* _CHALLENGE 1_
Quote the entries from their first line up to and including the line that contains "cell[interactable]: 5000 <box>1256".

* _EXCERPTED PASSAGE_
####################
Classical music, and really, most kinds of music, sound odd when played backwards because the harmonic progression does not lead where you expect it to. Without going to deep into music theory, I'll outline the basics.

A typical cadence, or ending of a chord progression, is a IV chord to V to a I chord. (Roman numerals signify chords built out of a major scale, starting on that degree of a major scale, so V is the fifth scale degree.) This cadence is a very typical one, and you'll hear it everywhere. What that cadence does, is go from the chord with the most tension in the key… to the tonic, or home chord of the key. In this way, you have tension and relaxation, which is the foundation of harmony.

A more advanced chord progression might go I-vi-ii-IV-V-I. This progression sounds different, but it still ends with that characteristic IV-V-I, also called a Perfect Authentic Cadence.

Now getting into one of the reasons music played backwards sounds so odd: Our ears expect that Perfect Authentic Cadence. (Simplifying here, there are other pleasing cadences.) Sometimes, a composer will do a cadence like: IV-V-vi. This cadence is called a Deceptive Cadence, because your ear will expect the IV and V to inevitably lead to I. When it goes to the vi you get a denial of expectations. While I'm simplifying, these basic ideas of tension and relaxation are what gives music it's sound, feeling, attitude, soul, etc.
####################
* _THE INPUT_

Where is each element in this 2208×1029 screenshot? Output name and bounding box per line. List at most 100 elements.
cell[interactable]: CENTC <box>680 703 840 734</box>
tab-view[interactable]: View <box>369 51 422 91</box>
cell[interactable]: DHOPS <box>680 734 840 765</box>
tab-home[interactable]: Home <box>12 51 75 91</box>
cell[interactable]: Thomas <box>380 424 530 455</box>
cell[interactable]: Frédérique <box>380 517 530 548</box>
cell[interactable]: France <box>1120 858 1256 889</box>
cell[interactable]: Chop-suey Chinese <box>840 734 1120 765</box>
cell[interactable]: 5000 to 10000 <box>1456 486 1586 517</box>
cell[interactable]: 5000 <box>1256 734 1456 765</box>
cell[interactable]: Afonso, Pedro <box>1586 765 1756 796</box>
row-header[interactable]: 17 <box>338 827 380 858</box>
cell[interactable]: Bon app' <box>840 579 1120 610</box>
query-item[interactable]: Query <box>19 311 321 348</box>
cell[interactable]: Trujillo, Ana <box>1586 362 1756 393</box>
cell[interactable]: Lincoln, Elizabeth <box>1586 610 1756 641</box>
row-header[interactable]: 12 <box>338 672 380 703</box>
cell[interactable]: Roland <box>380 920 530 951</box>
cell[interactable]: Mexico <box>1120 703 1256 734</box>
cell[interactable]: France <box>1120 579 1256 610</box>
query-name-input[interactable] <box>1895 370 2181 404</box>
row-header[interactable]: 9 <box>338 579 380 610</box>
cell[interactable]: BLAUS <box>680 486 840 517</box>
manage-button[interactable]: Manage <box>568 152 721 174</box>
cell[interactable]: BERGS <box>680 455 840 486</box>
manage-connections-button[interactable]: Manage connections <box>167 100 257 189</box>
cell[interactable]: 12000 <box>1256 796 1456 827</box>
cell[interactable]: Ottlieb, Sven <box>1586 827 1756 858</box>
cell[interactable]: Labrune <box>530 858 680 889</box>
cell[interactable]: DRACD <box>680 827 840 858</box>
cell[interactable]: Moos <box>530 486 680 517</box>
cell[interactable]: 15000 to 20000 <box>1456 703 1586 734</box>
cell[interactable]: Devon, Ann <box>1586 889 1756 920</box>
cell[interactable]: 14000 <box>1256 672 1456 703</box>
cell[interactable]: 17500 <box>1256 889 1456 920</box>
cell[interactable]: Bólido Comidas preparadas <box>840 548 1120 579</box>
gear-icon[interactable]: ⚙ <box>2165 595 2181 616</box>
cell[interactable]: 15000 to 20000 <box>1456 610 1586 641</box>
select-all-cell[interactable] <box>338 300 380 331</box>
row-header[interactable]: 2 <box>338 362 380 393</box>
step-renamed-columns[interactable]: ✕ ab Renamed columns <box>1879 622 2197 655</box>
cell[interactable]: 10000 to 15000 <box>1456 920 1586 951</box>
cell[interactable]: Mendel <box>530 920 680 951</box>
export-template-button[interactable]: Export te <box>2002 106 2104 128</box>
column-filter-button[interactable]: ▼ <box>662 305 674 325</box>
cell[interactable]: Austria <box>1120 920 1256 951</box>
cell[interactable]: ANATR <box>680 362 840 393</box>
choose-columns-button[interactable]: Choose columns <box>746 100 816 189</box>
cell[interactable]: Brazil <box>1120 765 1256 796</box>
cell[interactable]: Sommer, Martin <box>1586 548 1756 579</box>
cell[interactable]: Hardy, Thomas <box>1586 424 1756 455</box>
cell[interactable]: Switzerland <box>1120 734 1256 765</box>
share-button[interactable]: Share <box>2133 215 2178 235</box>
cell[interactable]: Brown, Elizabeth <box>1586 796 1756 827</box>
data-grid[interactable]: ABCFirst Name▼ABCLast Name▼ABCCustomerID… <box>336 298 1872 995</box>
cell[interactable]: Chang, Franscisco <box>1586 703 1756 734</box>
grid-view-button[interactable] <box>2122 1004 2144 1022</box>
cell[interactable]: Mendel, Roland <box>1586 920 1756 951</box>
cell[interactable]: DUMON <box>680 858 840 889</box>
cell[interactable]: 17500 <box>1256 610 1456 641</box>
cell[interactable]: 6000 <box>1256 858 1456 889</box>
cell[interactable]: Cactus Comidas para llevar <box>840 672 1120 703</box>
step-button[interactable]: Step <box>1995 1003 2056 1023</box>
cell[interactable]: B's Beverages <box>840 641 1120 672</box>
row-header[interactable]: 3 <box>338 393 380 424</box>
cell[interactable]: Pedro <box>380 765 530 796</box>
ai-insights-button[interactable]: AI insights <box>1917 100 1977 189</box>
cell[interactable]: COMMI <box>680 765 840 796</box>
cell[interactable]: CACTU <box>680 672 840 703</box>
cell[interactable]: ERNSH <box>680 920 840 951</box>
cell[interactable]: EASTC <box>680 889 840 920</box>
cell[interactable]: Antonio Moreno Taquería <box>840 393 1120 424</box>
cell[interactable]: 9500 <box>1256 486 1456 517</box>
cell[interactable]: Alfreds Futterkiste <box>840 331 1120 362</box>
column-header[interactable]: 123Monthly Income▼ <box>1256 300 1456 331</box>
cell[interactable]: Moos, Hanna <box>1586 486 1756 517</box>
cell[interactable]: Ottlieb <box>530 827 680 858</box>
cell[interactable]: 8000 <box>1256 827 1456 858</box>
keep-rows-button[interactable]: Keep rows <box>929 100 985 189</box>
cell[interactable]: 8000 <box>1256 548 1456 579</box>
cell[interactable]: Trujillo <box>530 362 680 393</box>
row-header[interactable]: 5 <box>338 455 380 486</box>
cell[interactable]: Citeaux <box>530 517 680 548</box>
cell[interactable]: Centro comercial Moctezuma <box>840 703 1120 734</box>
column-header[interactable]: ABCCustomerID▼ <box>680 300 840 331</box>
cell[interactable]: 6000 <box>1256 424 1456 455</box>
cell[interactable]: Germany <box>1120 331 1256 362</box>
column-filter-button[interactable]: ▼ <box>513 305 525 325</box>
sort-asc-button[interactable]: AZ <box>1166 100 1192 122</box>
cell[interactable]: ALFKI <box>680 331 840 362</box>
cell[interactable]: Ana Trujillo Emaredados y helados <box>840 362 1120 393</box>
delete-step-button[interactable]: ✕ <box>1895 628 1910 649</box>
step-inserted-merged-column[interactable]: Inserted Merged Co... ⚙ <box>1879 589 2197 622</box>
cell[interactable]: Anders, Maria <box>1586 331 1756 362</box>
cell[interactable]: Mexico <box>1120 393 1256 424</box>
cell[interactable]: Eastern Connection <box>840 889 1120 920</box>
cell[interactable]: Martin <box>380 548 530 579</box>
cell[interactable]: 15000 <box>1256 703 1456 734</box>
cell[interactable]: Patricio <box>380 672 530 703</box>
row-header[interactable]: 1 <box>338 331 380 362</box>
####################
* _CHALLENGE 2_
Print the full passage on why music sounds odd when played backwards, with every word unchanged.

* _WRITTEN ANSWER 1_
Where is each element in this 2208×1029 screenshot? Output name and bounding box per line. List at most 100 elements.
cell[interactable]: CENTC <box>680 703 840 734</box>
tab-view[interactable]: View <box>369 51 422 91</box>
cell[interactable]: DHOPS <box>680 734 840 765</box>
tab-home[interactable]: Home <box>12 51 75 91</box>
cell[interactable]: Thomas <box>380 424 530 455</box>
cell[interactable]: Frédérique <box>380 517 530 548</box>
cell[interactable]: France <box>1120 858 1256 889</box>
cell[interactable]: Chop-suey Chinese <box>840 734 1120 765</box>
cell[interactable]: 5000 to 10000 <box>1456 486 1586 517</box>
cell[interactable]: 5000 <box>1256 734 1456 765</box>

* _WRITTEN ANSWER 2_
Classical music, and really, most kinds of music, sound odd when played backwards because the harmonic progression does not lead where you expect it to. Without going to deep into music theory, I'll outline the basics.

A typical cadence, or ending of a chord progression, is a IV chord to V to a I chord. (Roman numerals signify chords built out of a major scale, starting on that degree of a major scale, so V is the fifth scale degree.) This cadence is a very typical one, and you'll hear it everywhere. What that cadence does, is go from the chord with the most tension in the key… to the tonic, or home chord of the key. In this way, you have tension and relaxation, which is the foundation of harmony.

A more advanced chord progression might go I-vi-ii-IV-V-I. This progression sounds different, but it still ends with that characteristic IV-V-I, also called a Perfect Authentic Cadence.

Now getting into one of the reasons music played backwards sounds so odd: Our ears expect that Perfect Authentic Cadence. (Simplifying here, there are other pleasing cadences.) Sometimes, a composer will do a cadence like: IV-V-vi. This cadence is called a Deceptive Cadence, because your ear will expect the IV and V to inevitably lead to I. When it goes to the vi you get a denial of expectations. While I'm simplifying, these basic ideas of tension and relaxation are what gives music it's sound, feeling, attitude, soul, etc.